> EXERCISE OBJECTIVE:
Copy every record word for word.

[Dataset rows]
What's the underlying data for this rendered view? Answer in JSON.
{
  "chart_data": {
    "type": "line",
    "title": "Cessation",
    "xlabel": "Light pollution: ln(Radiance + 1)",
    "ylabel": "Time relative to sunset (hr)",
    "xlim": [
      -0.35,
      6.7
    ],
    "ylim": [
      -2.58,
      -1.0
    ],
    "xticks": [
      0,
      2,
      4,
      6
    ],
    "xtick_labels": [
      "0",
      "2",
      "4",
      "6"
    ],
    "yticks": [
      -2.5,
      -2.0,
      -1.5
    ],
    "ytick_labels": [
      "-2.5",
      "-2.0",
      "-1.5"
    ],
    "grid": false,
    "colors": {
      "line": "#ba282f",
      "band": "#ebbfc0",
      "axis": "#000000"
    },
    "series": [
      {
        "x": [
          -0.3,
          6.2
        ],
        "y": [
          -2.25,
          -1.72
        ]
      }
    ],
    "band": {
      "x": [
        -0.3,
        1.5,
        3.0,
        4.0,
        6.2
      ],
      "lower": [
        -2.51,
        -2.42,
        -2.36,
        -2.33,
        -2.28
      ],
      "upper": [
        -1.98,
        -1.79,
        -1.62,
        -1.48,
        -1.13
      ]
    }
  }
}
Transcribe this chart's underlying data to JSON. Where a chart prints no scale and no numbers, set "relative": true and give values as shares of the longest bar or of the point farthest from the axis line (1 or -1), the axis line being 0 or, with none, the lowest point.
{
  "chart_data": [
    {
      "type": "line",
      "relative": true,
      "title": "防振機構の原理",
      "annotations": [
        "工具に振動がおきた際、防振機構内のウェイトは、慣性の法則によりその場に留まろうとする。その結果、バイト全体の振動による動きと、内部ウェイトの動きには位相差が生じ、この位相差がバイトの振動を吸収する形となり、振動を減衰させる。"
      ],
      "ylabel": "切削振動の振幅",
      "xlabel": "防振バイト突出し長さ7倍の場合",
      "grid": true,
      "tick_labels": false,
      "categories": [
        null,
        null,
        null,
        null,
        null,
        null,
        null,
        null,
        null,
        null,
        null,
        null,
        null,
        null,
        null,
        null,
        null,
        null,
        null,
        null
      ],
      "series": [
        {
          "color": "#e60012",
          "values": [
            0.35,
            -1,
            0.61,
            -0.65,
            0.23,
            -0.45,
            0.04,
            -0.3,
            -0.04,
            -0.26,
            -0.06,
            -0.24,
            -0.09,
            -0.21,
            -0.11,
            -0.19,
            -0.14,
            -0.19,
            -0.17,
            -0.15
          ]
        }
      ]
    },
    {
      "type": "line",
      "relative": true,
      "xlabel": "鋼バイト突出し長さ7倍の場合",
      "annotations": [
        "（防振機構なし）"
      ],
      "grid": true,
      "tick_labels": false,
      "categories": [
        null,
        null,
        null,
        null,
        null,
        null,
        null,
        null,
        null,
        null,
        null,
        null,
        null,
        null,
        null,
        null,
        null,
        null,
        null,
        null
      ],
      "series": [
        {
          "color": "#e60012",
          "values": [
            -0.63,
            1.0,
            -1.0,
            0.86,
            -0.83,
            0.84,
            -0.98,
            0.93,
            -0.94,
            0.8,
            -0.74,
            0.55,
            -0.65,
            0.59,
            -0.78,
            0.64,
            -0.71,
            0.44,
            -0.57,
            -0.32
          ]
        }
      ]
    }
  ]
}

> ANSWER TO THIS EXERCISE:
What's the underlying data for this rendered view? Answer in JSON.
{
  "chart_data": {
    "type": "line",
    "title": "Cessation",
    "xlabel": "Light pollution: ln(Radiance + 1)",
    "ylabel": "Time relative to sunset (hr)",
    "xlim": [
      -0.35,
      6.7
    ],
    "ylim": [
      -2.58,
      -1.0
    ],
    "xticks": [
      0,
      2,
      4,
      6
    ],
    "xtick_labels": [
      "0",
      "2",
      "4",
      "6"
    ],
    "yticks": [
      -2.5,
      -2.0,
      -1.5
    ],
    "ytick_labels": [
      "-2.5",
      "-2.0",
      "-1.5"
    ],
    "grid": false,
    "colors": {
      "line": "#ba282f",
      "band": "#ebbfc0",
      "axis": "#000000"
    },
    "series": [
      {
        "x": [
          -0.3,
          6.2
        ],
        "y": [
          -2.25,
          -1.72
        ]
      }
    ],
    "band": {
      "x": [
        -0.3,
        1.5,
        3.0,
        4.0,
        6.2
      ],
      "lower": [
        -2.51,
        -2.42,
        -2.36,
        -2.33,
        -2.28
      ],
      "upper": [
        -1.98,
        -1.79,
        -1.62,
        -1.48,
        -1.13
      ]
    }
  }
}
Transcribe this chart's underlying data to JSON. Where a chart prints no scale and no numbers, set "relative": true and give values as shares of the longest bar or of the point farthest from the axis line (1 or -1), the axis line being 0 or, with none, the lowest point.
{
  "chart_data": [
    {
      "type": "line",
      "relative": true,
      "title": "防振機構の原理",
      "annotations": [
        "工具に振動がおきた際、防振機構内のウェイトは、慣性の法則によりその場に留まろうとする。その結果、バイト全体の振動による動きと、内部ウェイトの動きには位相差が生じ、この位相差がバイトの振動を吸収する形となり、振動を減衰させる。"
      ],
      "ylabel": "切削振動の振幅",
      "xlabel": "防振バイト突出し長さ7倍の場合",
      "grid": true,
      "tick_labels": false,
      "categories": [
        null,
        null,
        null,
        null,
        null,
        null,
        null,
        null,
        null,
        null,
        null,
        null,
        null,
        null,
        null,
        null,
        null,
        null,
        null,
        null
      ],
      "series": [
        {
          "color": "#e60012",
          "values": [
            0.35,
            -1,
            0.61,
            -0.65,
            0.23,
            -0.45,
            0.04,
            -0.3,
            -0.04,
            -0.26,
            -0.06,
            -0.24,
            -0.09,
            -0.21,
            -0.11,
            -0.19,
            -0.14,
            -0.19,
            -0.17,
            -0.15
          ]
        }
      ]
    },
    {
      "type": "line",
      "relative": true,
      "xlabel": "鋼バイト突出し長さ7倍の場合",
      "annotations": [
        "（防振機構なし）"
      ],
      "grid": true,
      "tick_labels": false,
      "categories": [
        null,
        null,
        null,
        null,
        null,
        null,
        null,
        null,
        null,
        null,
        null,
        null,
        null,
        null,
        null,
        null,
        null,
        null,
        null,
        null
      ],
      "series": [
        {
          "color": "#e60012",
          "values": [
            -0.63,
            1.0,
            -1.0,
            0.86,
            -0.83,
            0.84,
            -0.98,
            0.93,
            -0.94,
            0.8,
            -0.74,
            0.55,
            -0.65,
            0.59,
            -0.78,
            0.64,
            -0.71,
            0.44,
            -0.57,
            -0.32
          ]
        }
      ]
    }
  ]
}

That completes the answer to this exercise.